Exercise aim –
Write out each of the lines below with no changes at all.

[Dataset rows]
____________________
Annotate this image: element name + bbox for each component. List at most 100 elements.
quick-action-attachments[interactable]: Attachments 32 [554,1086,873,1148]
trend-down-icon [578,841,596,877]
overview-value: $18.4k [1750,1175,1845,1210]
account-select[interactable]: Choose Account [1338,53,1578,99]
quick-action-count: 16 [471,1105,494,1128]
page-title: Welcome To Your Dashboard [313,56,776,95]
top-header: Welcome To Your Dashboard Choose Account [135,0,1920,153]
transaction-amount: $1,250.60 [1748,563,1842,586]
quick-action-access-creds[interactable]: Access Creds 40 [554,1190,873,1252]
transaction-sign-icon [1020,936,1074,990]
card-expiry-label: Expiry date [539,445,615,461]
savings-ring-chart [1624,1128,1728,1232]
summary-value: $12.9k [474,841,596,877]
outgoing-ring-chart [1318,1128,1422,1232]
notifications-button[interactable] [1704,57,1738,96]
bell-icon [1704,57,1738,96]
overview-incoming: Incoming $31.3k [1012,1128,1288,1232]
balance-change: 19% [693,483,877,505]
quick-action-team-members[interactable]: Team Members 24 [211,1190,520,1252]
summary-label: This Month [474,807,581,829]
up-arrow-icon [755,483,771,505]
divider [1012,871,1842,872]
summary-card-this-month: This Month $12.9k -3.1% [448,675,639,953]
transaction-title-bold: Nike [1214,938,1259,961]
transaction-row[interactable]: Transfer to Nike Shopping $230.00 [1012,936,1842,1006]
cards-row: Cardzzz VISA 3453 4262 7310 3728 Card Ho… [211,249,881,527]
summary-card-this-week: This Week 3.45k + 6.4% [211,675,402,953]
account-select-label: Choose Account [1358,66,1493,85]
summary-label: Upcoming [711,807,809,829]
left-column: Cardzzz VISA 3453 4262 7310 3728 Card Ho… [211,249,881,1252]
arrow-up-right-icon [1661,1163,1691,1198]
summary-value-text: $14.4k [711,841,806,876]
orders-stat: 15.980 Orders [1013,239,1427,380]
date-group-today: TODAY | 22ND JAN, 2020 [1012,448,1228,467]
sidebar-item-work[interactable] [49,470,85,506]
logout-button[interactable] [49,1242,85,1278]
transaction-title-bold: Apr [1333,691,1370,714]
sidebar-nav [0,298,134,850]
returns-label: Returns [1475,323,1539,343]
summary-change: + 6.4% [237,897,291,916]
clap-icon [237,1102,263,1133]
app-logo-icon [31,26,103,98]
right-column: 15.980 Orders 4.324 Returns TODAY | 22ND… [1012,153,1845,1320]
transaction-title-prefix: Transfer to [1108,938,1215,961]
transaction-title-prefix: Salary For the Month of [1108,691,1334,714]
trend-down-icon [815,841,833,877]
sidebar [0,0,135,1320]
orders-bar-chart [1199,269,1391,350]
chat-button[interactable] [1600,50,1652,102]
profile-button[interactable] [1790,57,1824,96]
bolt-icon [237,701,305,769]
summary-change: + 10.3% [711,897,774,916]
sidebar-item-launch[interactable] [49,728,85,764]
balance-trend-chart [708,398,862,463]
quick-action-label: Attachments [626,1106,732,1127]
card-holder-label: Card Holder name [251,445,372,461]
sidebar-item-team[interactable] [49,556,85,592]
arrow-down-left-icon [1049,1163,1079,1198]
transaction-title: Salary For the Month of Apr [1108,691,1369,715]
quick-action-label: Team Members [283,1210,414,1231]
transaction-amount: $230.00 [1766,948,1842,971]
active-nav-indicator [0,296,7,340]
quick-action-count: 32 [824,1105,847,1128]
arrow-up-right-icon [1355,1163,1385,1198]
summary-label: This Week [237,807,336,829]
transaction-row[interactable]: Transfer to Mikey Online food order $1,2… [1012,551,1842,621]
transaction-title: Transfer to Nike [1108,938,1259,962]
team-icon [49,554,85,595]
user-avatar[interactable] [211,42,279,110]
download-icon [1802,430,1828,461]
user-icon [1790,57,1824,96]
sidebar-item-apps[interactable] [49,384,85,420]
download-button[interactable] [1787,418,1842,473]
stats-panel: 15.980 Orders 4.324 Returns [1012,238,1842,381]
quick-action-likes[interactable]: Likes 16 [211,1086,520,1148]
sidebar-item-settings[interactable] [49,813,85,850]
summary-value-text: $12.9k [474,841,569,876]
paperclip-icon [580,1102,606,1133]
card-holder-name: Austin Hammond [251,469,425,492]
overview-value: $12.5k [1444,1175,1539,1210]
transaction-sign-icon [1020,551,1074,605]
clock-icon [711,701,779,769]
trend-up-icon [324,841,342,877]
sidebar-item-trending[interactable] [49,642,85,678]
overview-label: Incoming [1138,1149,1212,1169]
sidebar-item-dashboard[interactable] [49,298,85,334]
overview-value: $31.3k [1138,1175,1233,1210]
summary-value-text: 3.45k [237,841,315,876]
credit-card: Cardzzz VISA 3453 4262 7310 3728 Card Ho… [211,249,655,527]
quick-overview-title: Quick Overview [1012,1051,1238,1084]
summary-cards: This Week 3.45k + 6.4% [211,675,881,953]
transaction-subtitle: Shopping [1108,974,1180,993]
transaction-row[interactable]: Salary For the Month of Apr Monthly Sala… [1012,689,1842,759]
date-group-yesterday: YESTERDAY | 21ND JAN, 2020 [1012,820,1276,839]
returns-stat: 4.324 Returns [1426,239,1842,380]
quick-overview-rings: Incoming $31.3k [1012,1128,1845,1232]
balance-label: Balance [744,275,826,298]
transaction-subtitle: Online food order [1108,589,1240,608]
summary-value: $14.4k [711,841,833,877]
____________________
Task output –
Annotate this image: element name + bbox for each component. List at most 100 elements.
quick-action-attachments[interactable]: Attachments 32 [554,1086,873,1148]
trend-down-icon [578,841,596,877]
overview-value: $18.4k [1750,1175,1845,1210]
account-select[interactable]: Choose Account [1338,53,1578,99]
quick-action-count: 16 [471,1105,494,1128]
page-title: Welcome To Your Dashboard [313,56,776,95]
top-header: Welcome To Your Dashboard Choose Account [135,0,1920,153]
transaction-amount: $1,250.60 [1748,563,1842,586]
quick-action-access-creds[interactable]: Access Creds 40 [554,1190,873,1252]
transaction-sign-icon [1020,936,1074,990]
card-expiry-label: Expiry date [539,445,615,461]
savings-ring-chart [1624,1128,1728,1232]
summary-value: $12.9k [474,841,596,877]
outgoing-ring-chart [1318,1128,1422,1232]
notifications-button[interactable] [1704,57,1738,96]
bell-icon [1704,57,1738,96]
overview-incoming: Incoming $31.3k [1012,1128,1288,1232]
balance-change: 19% [693,483,877,505]
quick-action-team-members[interactable]: Team Members 24 [211,1190,520,1252]
summary-label: This Month [474,807,581,829]
up-arrow-icon [755,483,771,505]
divider [1012,871,1842,872]
summary-card-this-month: This Month $12.9k -3.1% [448,675,639,953]
transaction-title-bold: Nike [1214,938,1259,961]
transaction-row[interactable]: Transfer to Nike Shopping $230.00 [1012,936,1842,1006]
cards-row: Cardzzz VISA 3453 4262 7310 3728 Card Ho… [211,249,881,527]
summary-card-this-week: This Week 3.45k + 6.4% [211,675,402,953]
account-select-label: Choose Account [1358,66,1493,85]
summary-label: Upcoming [711,807,809,829]
left-column: Cardzzz VISA 3453 4262 7310 3728 Card Ho… [211,249,881,1252]
arrow-up-right-icon [1661,1163,1691,1198]
summary-value-text: $14.4k [711,841,806,876]
orders-stat: 15.980 Orders [1013,239,1427,380]
date-group-today: TODAY | 22ND JAN, 2020 [1012,448,1228,467]
sidebar-item-work[interactable] [49,470,85,506]
logout-button[interactable] [49,1242,85,1278]
transaction-title-bold: Apr [1333,691,1370,714]
sidebar-nav [0,298,134,850]
returns-label: Returns [1475,323,1539,343]
summary-change: + 6.4% [237,897,291,916]
clap-icon [237,1102,263,1133]
app-logo-icon [31,26,103,98]
right-column: 15.980 Orders 4.324 Returns TODAY | 22ND… [1012,153,1845,1320]
transaction-title-prefix: Transfer to [1108,938,1215,961]
transaction-title-prefix: Salary For the Month of [1108,691,1334,714]
trend-down-icon [815,841,833,877]
sidebar [0,0,135,1320]
orders-bar-chart [1199,269,1391,350]
chat-button[interactable] [1600,50,1652,102]
profile-button[interactable] [1790,57,1824,96]
bolt-icon [237,701,305,769]
summary-change: + 10.3% [711,897,774,916]
sidebar-item-launch[interactable] [49,728,85,764]
balance-trend-chart [708,398,862,463]
quick-action-label: Attachments [626,1106,732,1127]
card-holder-label: Card Holder name [251,445,372,461]
sidebar-item-team[interactable] [49,556,85,592]
arrow-down-left-icon [1049,1163,1079,1198]
transaction-title: Salary For the Month of Apr [1108,691,1369,715]
quick-action-label: Team Members [283,1210,414,1231]
transaction-amount: $230.00 [1766,948,1842,971]
active-nav-indicator [0,296,7,340]
quick-action-count: 32 [824,1105,847,1128]
arrow-up-right-icon [1355,1163,1385,1198]
summary-label: This Week [237,807,336,829]
transaction-row[interactable]: Transfer to Mikey Online food order $1,2… [1012,551,1842,621]
transaction-title: Transfer to Nike [1108,938,1259,962]
team-icon [49,554,85,595]
user-avatar[interactable] [211,42,279,110]
download-icon [1802,430,1828,461]
user-icon [1790,57,1824,96]
sidebar-item-apps[interactable] [49,384,85,420]
download-button[interactable] [1787,418,1842,473]
stats-panel: 15.980 Orders 4.324 Returns [1012,238,1842,381]
quick-action-likes[interactable]: Likes 16 [211,1086,520,1148]
sidebar-item-settings[interactable] [49,813,85,850]
summary-value-text: $12.9k [474,841,569,876]
paperclip-icon [580,1102,606,1133]
card-holder-name: Austin Hammond [251,469,425,492]
overview-value: $12.5k [1444,1175,1539,1210]
transaction-sign-icon [1020,551,1074,605]
clock-icon [711,701,779,769]
trend-up-icon [324,841,342,877]
sidebar-item-trending[interactable] [49,642,85,678]
overview-label: Incoming [1138,1149,1212,1169]
sidebar-item-dashboard[interactable] [49,298,85,334]
overview-value: $31.3k [1138,1175,1233,1210]
summary-value-text: 3.45k [237,841,315,876]
credit-card: Cardzzz VISA 3453 4262 7310 3728 Card Ho… [211,249,655,527]
quick-overview-title: Quick Overview [1012,1051,1238,1084]
summary-cards: This Week 3.45k + 6.4% [211,675,881,953]
transaction-subtitle: Shopping [1108,974,1180,993]
transaction-row[interactable]: Salary For the Month of Apr Monthly Sala… [1012,689,1842,759]
date-group-yesterday: YESTERDAY | 21ND JAN, 2020 [1012,820,1276,839]
returns-stat: 4.324 Returns [1426,239,1842,380]
quick-overview-rings: Incoming $31.3k [1012,1128,1845,1232]
balance-label: Balance [744,275,826,298]
transaction-subtitle: Online food order [1108,589,1240,608]
summary-value: $14.4k [711,841,833,877]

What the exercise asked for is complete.